* Start Data *
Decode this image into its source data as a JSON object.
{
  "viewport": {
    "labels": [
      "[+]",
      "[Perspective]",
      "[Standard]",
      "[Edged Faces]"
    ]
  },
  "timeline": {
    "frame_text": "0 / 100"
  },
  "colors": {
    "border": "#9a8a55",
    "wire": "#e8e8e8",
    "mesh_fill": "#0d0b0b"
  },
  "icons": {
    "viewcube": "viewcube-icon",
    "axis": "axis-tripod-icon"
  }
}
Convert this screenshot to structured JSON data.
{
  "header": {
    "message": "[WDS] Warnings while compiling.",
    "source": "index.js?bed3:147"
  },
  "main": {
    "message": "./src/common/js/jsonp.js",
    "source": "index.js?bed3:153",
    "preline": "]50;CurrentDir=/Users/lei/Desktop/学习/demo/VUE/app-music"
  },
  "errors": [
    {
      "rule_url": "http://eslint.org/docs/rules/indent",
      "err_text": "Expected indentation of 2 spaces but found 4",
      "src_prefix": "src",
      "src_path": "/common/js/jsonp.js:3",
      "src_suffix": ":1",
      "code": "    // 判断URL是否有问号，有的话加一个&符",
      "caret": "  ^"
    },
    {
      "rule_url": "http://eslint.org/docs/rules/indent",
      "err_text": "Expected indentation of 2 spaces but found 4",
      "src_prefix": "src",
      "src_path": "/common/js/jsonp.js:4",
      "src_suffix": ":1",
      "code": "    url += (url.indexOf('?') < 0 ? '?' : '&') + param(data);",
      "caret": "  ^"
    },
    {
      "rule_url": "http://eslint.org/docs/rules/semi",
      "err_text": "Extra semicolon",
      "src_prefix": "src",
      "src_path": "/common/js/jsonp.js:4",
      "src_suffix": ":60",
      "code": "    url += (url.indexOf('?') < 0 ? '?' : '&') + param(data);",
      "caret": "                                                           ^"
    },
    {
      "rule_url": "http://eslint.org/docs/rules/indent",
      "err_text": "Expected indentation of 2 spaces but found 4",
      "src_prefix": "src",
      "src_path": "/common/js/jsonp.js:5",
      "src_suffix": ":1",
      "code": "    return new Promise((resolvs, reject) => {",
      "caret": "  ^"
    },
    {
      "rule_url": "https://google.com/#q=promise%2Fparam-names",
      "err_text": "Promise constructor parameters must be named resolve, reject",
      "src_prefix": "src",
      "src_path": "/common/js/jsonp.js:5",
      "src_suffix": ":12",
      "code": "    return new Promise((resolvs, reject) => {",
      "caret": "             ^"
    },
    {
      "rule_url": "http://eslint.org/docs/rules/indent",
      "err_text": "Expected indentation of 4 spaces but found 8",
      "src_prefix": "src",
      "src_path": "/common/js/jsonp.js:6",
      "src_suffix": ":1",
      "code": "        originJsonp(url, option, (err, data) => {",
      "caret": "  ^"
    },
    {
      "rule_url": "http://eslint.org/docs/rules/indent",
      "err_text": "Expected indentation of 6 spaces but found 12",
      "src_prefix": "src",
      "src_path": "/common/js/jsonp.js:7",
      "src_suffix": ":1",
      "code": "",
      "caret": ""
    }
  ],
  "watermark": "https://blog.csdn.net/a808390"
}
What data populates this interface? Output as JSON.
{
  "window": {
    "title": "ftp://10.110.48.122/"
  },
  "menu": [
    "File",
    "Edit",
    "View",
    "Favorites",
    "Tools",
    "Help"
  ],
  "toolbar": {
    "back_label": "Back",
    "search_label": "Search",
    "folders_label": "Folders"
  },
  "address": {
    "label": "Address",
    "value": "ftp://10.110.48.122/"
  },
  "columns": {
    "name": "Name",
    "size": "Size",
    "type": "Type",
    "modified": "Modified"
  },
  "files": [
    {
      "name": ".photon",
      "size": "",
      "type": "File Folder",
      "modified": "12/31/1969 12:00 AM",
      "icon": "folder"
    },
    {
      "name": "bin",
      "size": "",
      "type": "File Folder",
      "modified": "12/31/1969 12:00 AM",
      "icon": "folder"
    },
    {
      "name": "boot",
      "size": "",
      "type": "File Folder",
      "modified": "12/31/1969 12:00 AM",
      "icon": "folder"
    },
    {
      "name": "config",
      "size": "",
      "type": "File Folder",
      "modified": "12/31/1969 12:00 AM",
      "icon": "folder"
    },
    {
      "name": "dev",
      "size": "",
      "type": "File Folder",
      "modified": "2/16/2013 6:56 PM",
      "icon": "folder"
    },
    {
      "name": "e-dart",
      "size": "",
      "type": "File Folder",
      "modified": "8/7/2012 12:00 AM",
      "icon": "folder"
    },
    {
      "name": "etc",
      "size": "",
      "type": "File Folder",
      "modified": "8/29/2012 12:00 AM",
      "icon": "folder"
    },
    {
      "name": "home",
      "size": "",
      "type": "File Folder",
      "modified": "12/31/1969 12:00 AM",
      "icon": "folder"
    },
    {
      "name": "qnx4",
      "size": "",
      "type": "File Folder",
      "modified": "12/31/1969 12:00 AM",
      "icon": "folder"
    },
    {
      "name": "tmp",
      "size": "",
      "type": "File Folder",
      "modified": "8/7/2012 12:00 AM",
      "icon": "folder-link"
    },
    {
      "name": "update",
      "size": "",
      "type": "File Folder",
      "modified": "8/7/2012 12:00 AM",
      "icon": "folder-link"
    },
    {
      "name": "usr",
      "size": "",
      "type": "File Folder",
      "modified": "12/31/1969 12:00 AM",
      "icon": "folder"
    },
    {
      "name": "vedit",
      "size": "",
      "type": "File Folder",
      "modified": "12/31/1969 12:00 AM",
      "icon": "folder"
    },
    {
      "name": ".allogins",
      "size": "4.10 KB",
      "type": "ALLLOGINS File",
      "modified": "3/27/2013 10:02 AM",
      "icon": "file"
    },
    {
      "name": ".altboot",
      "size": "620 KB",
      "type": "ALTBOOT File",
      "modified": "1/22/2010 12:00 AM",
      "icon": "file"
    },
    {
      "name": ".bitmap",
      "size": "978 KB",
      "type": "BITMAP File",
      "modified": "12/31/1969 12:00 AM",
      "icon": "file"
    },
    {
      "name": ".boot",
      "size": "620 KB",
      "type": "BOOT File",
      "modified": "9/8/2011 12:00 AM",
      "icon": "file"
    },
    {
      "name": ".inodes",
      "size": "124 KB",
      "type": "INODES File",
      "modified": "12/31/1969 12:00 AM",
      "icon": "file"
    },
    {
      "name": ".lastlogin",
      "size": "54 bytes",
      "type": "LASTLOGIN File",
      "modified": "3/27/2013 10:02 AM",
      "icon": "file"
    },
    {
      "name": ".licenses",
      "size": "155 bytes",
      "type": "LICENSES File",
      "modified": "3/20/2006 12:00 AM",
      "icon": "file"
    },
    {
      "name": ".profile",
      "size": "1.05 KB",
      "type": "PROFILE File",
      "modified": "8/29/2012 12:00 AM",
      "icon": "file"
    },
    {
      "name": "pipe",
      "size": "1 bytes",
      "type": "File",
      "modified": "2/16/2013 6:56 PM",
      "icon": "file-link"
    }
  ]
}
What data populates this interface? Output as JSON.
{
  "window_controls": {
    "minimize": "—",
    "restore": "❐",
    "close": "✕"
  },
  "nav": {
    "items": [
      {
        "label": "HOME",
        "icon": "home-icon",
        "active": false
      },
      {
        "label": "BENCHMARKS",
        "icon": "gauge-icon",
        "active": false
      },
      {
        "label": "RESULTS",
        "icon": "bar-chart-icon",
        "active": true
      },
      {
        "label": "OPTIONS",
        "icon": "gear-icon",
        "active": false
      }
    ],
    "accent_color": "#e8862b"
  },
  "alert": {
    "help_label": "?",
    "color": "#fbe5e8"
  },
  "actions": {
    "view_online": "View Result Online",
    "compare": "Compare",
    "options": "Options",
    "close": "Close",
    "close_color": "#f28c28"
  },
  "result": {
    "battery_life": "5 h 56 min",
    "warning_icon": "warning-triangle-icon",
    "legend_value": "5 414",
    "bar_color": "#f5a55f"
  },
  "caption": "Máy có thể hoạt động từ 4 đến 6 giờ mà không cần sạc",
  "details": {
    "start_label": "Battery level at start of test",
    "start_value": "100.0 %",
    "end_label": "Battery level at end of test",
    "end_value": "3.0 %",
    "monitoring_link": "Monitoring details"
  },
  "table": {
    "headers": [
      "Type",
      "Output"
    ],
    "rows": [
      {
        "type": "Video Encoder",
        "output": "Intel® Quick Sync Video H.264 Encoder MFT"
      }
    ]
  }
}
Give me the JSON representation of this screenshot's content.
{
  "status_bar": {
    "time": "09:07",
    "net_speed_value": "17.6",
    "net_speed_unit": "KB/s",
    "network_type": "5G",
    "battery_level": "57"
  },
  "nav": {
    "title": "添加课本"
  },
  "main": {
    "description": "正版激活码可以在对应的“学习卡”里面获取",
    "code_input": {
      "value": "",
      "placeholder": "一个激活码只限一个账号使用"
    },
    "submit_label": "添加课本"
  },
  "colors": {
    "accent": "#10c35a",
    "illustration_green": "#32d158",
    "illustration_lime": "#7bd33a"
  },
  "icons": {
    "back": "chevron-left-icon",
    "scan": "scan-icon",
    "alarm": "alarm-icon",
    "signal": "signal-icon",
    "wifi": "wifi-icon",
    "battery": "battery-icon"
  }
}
* End Data *
__Problem to solve__: Everything from the line containing "Give me the" to the last line of the entries above should be quoted exactly, and only that.

__Task result__:
Give me the JSON representation of this screenshot's content.
{
  "status_bar": {
    "time": "09:07",
    "net_speed_value": "17.6",
    "net_speed_unit": "KB/s",
    "network_type": "5G",
    "battery_level": "57"
  },
  "nav": {
    "title": "添加课本"
  },
  "main": {
    "description": "正版激活码可以在对应的“学习卡”里面获取",
    "code_input": {
      "value": "",
      "placeholder": "一个激活码只限一个账号使用"
    },
    "submit_label": "添加课本"
  },
  "colors": {
    "accent": "#10c35a",
    "illustration_green": "#32d158",
    "illustration_lime": "#7bd33a"
  },
  "icons": {
    "back": "chevron-left-icon",
    "scan": "scan-icon",
    "alarm": "alarm-icon",
    "signal": "signal-icon",
    "wifi": "wifi-icon",
    "battery": "battery-icon"
  }
}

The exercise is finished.